Список задач ▸
(1) Выпишите из предложенного текста названия всех газет, которые напечатали рецензии на книгу в Москве.
(2) Оформите в виде нумерованного списка строки листинга, начиная с первой строки листинга и заканчивая строкой, в которой есть "616, 976, 670]", включительно. Пустые строки пропустите.

Предложенный текст ▸
Отрывки были напечатаны в разных местах, журнал “Дальний Восток” напечатал
колымские главы, наконец книга здесь, в Израиле. В Москве она имела рецензии
(газеты “Сегодня”, “Накануне”, “Литературка”, “Международная еврейская
газета”). В Израиле ряд отзывов, в том числе и в газете “Вести” Михаила
Хейфеца, который прямо так и написал, что он бы теперь не стал читать
на лагерную тему, в которой всё обсосано, если бы не присуждение книги
премии, но, прочтя, вынужден был сам взяться за перо, и заключает, что
премию книге присудили справедливо.
Есть отзыв Эммонса – серьезного историка, имеющего международный авторитет,
ну и такой положительынй отзыв, как присуждение гранта американским фондом.
Да и издание книги в Израиле – это тоже чудо. Здесь существует программа
разовой помощи для вновь приехавших творческих работников, но только до
пенсионного возраста, а я уже давно перешел все рамки даже возможных исключений,
и невозможных тоже. Но министерство абсорбции не только оказало помощь,
но и само обратилось к благотворительным фондам.
Или вот еще одна утеха самолюбию. Звонит неизвестная женщина: она только
что вернулась из Америки – русский книжный магазин в Сан-Франциско попросил
ее разыскать меня – у них спрос на уже распроданную “Л-1-105” не прекращается.

Исходные данные ▸
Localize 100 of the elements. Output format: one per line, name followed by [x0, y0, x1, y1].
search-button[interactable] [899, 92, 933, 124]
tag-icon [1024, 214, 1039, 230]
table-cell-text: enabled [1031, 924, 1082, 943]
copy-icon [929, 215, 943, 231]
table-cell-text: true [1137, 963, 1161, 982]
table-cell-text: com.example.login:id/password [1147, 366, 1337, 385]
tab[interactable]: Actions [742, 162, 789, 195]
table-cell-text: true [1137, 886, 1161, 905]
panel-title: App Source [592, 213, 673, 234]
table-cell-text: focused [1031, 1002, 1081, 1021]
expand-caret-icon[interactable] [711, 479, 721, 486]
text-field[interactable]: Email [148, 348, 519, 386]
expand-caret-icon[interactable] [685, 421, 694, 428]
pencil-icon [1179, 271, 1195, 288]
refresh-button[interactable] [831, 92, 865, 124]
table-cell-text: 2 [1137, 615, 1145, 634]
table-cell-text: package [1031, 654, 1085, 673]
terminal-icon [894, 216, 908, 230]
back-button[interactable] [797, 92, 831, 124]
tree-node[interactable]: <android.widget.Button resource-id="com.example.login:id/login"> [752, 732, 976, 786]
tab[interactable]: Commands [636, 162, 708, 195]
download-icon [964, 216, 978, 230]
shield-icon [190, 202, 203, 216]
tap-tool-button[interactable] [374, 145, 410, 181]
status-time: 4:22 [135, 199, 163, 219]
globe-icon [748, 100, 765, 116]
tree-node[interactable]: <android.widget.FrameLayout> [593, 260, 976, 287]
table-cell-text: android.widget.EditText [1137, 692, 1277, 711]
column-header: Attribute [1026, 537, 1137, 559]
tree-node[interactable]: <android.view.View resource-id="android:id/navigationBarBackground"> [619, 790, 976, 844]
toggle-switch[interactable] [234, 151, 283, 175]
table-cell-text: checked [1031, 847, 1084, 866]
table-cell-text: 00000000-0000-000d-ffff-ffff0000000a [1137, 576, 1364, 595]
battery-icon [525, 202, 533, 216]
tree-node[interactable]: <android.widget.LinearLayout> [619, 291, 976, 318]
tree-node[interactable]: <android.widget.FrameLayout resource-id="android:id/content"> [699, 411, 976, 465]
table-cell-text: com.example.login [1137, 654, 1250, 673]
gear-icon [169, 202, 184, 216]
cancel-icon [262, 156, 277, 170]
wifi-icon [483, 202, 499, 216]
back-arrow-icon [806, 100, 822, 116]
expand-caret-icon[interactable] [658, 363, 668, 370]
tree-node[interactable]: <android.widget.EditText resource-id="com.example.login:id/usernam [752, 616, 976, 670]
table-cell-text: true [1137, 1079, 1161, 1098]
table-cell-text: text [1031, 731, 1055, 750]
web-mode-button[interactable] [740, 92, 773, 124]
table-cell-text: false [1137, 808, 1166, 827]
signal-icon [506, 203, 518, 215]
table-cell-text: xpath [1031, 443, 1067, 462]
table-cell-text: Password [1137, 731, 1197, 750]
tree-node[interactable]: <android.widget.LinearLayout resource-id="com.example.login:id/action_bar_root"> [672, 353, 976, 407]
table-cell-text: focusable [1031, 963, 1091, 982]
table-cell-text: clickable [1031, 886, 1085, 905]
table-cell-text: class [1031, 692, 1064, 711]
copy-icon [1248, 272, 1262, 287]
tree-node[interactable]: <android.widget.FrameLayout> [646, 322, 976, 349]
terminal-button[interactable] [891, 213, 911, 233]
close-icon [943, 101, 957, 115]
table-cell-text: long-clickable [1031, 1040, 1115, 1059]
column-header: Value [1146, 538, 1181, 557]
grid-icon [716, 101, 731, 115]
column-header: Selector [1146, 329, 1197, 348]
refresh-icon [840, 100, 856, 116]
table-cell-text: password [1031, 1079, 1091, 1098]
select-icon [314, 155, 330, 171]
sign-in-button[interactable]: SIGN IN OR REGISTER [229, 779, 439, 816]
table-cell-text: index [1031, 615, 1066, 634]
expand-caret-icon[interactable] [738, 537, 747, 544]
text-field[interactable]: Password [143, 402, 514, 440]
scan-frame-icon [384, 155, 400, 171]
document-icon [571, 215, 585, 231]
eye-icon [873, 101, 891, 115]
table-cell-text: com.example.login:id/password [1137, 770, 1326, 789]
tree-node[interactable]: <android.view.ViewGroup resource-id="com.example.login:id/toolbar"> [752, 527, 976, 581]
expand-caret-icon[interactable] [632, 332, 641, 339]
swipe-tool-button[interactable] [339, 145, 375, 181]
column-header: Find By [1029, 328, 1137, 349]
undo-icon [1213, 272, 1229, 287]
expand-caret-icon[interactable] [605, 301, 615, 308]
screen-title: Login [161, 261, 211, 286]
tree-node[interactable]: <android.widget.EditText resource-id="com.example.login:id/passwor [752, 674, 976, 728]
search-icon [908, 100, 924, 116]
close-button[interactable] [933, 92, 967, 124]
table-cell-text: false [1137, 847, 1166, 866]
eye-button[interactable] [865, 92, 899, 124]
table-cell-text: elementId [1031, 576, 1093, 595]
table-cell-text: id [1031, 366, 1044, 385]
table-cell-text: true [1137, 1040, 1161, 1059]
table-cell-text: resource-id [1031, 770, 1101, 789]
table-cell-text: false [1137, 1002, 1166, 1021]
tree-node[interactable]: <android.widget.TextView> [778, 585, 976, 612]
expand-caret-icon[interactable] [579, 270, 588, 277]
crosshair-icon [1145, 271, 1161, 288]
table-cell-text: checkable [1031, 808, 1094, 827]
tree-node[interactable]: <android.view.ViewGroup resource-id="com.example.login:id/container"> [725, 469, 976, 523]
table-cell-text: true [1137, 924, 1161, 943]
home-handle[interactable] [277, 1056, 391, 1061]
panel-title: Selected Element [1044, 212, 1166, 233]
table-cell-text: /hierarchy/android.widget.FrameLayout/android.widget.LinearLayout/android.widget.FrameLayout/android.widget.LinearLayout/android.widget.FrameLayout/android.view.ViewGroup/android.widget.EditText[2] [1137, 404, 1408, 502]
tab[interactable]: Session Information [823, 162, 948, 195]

Ответы ниже ▸
(1) «Сегодня», «Накануне», «Литературка», «Международная еврейская газета».

(2)
1. Localize 100 of the elements. Output format: one per line, name followed by [x0, y0, x1, y1].
2. search-button[interactable] [899, 92, 933, 124]
3. tag-icon [1024, 214, 1039, 230]
4. table-cell-text: enabled [1031, 924, 1082, 943]
5. copy-icon [929, 215, 943, 231]
6. table-cell-text: true [1137, 963, 1161, 982]
7. table-cell-text: com.example.login:id/password [1147, 366, 1337, 385]
8. tab[interactable]: Actions [742, 162, 789, 195]
9. table-cell-text: true [1137, 886, 1161, 905]
10. panel-title: App Source [592, 213, 673, 234]
11. table-cell-text: focused [1031, 1002, 1081, 1021]
12. expand-caret-icon[interactable] [711, 479, 721, 486]
13. text-field[interactable]: Email [148, 348, 519, 386]
14. expand-caret-icon[interactable] [685, 421, 694, 428]
15. pencil-icon [1179, 271, 1195, 288]
16. refresh-button[interactable] [831, 92, 865, 124]
17. table-cell-text: 2 [1137, 615, 1145, 634]
18. table-cell-text: package [1031, 654, 1085, 673]
19. terminal-icon [894, 216, 908, 230]
20. back-button[interactable] [797, 92, 831, 124]
21. tree-node[interactable]: <android.widget.Button resource-id="com.example.login:id/login"> [752, 732, 976, 786]
22. tab[interactable]: Commands [636, 162, 708, 195]
23. download-icon [964, 216, 978, 230]
24. shield-icon [190, 202, 203, 216]
25. tap-tool-button[interactable] [374, 145, 410, 181]
26. status-time: 4:22 [135, 199, 163, 219]
27. globe-icon [748, 100, 765, 116]
28. tree-node[interactable]: <android.widget.FrameLayout> [593, 260, 976, 287]
29. table-cell-text: android.widget.EditText [1137, 692, 1277, 711]
30. column-header: Attribute [1026, 537, 1137, 559]
31. tree-node[interactable]: <android.view.View resource-id="android:id/navigationBarBackground"> [619, 790, 976, 844]
32. toggle-switch[interactable] [234, 151, 283, 175]
33. table-cell-text: checked [1031, 847, 1084, 866]
34. table-cell-text: 00000000-0000-000d-ffff-ffff0000000a [1137, 576, 1364, 595]
35. battery-icon [525, 202, 533, 216]
36. tree-node[interactable]: <android.widget.LinearLayout> [619, 291, 976, 318]
37. tree-node[interactable]: <android.widget.FrameLayout resource-id="android:id/content"> [699, 411, 976, 465]
38. table-cell-text: com.example.login [1137, 654, 1250, 673]
39. gear-icon [169, 202, 184, 216]
40. cancel-icon [262, 156, 277, 170]
41. wifi-icon [483, 202, 499, 216]
42. back-arrow-icon [806, 100, 822, 116]
43. expand-caret-icon[interactable] [658, 363, 668, 370]
44. tree-node[interactable]: <android.widget.EditText resource-id="com.example.login:id/usernam [752, 616, 976, 670]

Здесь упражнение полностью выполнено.